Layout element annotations
================
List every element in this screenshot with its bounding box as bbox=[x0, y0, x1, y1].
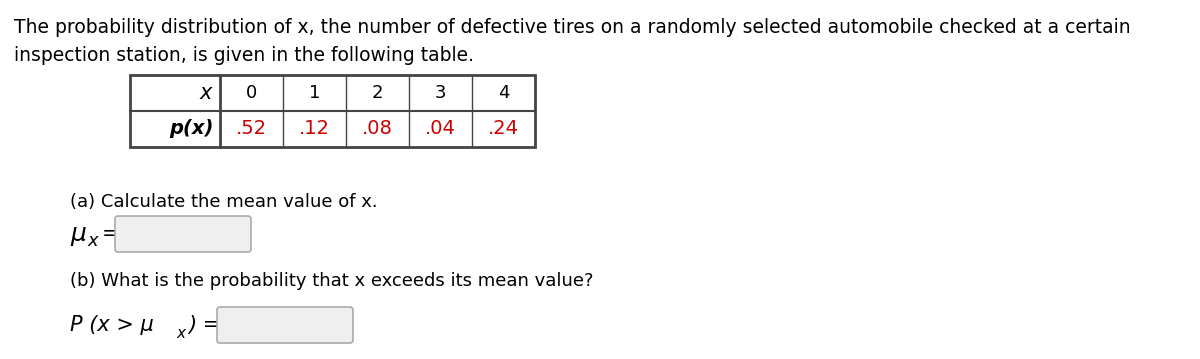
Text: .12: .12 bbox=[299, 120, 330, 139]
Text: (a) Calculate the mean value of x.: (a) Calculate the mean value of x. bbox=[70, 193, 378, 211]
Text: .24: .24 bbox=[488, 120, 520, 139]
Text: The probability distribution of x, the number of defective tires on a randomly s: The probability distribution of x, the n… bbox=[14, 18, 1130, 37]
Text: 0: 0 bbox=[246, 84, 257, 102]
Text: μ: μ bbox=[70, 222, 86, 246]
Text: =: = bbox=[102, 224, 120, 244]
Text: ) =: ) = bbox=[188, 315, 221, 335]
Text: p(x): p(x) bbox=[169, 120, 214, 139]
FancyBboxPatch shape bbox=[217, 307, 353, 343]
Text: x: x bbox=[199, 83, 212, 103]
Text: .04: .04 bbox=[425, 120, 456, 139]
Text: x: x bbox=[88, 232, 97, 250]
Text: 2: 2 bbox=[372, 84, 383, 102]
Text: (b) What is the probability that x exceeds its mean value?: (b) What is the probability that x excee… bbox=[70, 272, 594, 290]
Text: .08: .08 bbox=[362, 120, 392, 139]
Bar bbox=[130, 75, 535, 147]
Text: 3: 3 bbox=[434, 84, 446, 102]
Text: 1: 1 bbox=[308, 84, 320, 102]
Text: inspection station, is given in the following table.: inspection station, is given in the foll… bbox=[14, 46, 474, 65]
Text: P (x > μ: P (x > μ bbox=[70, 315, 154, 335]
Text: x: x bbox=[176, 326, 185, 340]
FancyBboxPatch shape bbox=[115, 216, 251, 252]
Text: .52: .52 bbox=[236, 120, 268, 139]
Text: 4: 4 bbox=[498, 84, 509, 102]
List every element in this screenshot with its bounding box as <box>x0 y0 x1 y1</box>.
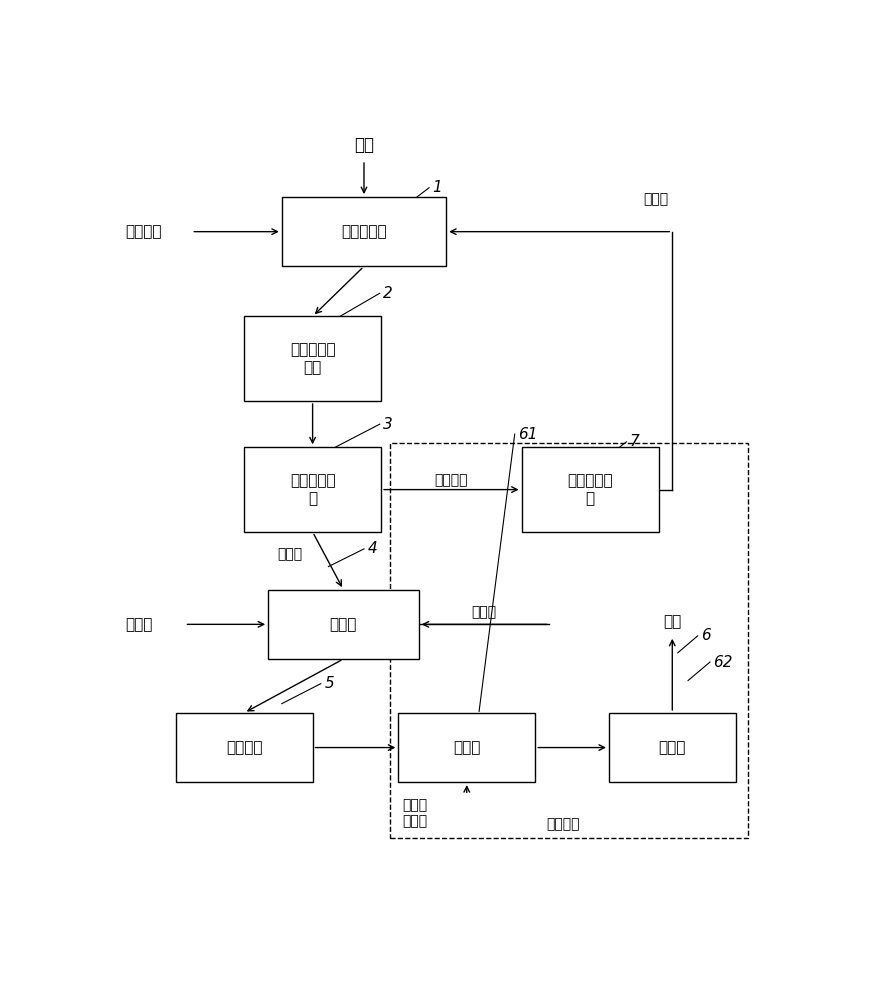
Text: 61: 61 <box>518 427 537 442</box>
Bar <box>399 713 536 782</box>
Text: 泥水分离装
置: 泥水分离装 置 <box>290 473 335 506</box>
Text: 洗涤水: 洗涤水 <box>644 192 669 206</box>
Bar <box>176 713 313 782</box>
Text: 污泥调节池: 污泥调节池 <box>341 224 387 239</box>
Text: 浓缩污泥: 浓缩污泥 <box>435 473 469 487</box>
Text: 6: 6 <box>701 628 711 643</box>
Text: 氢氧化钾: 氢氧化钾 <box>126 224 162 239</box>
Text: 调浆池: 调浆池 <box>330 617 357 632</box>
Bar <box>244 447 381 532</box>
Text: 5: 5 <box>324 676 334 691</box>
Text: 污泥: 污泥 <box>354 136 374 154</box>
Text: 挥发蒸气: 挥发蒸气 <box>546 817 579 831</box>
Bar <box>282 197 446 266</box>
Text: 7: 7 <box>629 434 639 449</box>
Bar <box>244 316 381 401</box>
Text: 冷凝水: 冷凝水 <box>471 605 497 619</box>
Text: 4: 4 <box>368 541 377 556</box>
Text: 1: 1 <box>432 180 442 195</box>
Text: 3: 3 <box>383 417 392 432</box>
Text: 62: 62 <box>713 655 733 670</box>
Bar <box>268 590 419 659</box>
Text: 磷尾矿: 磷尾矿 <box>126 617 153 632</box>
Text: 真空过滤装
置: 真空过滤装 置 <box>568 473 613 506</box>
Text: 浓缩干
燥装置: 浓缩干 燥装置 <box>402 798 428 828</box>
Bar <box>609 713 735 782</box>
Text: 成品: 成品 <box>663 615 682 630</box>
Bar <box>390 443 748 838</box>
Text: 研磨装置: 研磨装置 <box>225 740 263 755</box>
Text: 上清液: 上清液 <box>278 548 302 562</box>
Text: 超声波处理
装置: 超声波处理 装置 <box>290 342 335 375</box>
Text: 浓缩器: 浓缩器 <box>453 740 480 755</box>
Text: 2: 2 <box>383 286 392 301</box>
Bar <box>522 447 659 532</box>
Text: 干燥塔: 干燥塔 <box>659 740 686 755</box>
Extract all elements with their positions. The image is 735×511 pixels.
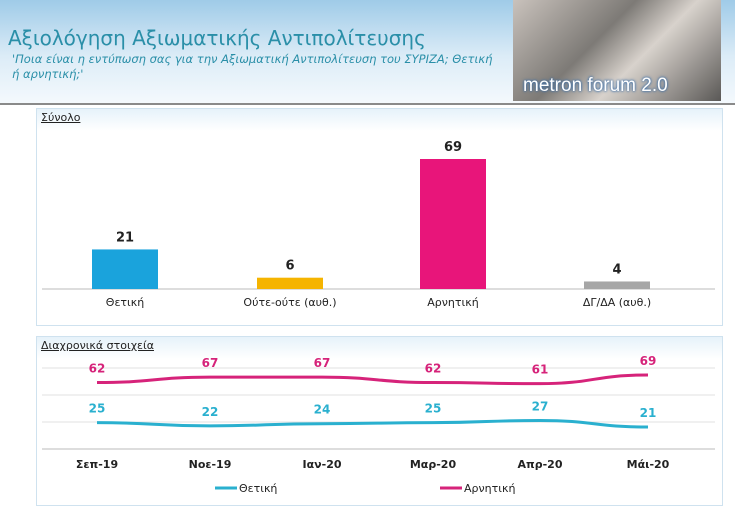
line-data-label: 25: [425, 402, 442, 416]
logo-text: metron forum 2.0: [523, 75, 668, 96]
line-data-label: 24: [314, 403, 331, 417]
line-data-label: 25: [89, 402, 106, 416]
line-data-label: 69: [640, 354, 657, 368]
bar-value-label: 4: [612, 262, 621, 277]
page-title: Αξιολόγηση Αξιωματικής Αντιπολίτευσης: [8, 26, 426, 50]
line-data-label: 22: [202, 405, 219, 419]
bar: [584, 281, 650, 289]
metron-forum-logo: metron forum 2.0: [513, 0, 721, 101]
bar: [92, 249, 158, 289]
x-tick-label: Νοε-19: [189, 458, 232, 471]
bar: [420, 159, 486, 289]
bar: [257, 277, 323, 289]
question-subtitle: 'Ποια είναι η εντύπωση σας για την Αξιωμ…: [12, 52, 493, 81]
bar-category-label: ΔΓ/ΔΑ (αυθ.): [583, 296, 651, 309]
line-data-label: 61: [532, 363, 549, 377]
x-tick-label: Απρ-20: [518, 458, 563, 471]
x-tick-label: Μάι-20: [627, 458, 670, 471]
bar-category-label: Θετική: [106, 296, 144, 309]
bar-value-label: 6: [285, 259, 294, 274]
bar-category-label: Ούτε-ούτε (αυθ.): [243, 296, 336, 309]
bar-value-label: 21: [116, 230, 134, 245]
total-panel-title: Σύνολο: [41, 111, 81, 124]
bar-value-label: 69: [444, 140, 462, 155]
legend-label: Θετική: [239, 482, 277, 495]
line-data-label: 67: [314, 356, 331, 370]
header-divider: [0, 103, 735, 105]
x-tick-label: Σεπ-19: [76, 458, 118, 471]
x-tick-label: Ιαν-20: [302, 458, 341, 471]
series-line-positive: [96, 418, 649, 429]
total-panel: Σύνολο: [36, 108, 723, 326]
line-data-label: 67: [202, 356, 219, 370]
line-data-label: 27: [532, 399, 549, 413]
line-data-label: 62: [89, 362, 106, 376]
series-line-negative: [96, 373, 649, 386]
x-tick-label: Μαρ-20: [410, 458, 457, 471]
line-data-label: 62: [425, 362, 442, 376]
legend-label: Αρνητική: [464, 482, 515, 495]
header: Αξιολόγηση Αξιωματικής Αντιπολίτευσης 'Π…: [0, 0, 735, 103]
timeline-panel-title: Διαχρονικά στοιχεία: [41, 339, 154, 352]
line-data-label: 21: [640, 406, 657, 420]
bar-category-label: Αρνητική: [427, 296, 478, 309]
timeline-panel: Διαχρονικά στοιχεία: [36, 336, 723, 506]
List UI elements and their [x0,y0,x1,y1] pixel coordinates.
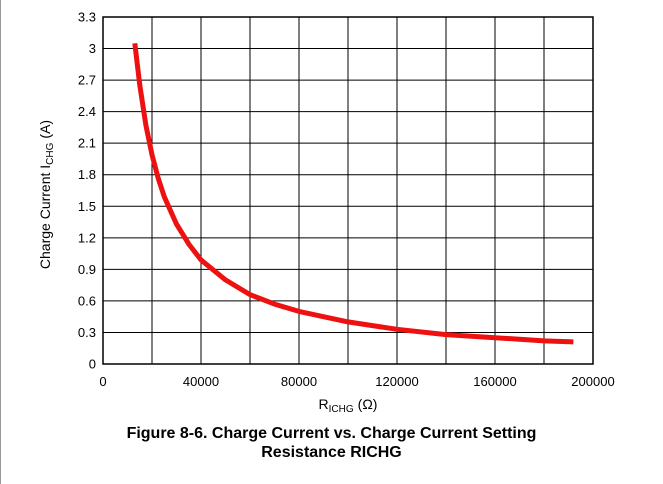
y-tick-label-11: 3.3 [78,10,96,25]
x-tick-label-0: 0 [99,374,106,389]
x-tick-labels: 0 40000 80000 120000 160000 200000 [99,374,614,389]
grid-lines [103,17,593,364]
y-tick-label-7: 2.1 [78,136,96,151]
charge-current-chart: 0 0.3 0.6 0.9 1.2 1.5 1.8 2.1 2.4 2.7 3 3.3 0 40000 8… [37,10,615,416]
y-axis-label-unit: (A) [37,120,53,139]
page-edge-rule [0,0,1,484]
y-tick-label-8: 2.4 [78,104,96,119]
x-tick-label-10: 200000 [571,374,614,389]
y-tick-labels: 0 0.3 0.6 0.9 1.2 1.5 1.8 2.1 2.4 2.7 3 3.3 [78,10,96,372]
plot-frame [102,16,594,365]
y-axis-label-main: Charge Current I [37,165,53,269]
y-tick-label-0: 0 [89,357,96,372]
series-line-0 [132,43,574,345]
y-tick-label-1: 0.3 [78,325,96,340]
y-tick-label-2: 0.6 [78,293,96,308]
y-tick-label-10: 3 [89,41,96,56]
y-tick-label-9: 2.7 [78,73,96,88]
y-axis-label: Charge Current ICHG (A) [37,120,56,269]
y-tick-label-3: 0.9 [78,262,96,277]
================
◆ **Short exercise**:
State how many lines in the rows above contain the string "probability", with case counting, and reply with only that number.

◆ **Task output**:
2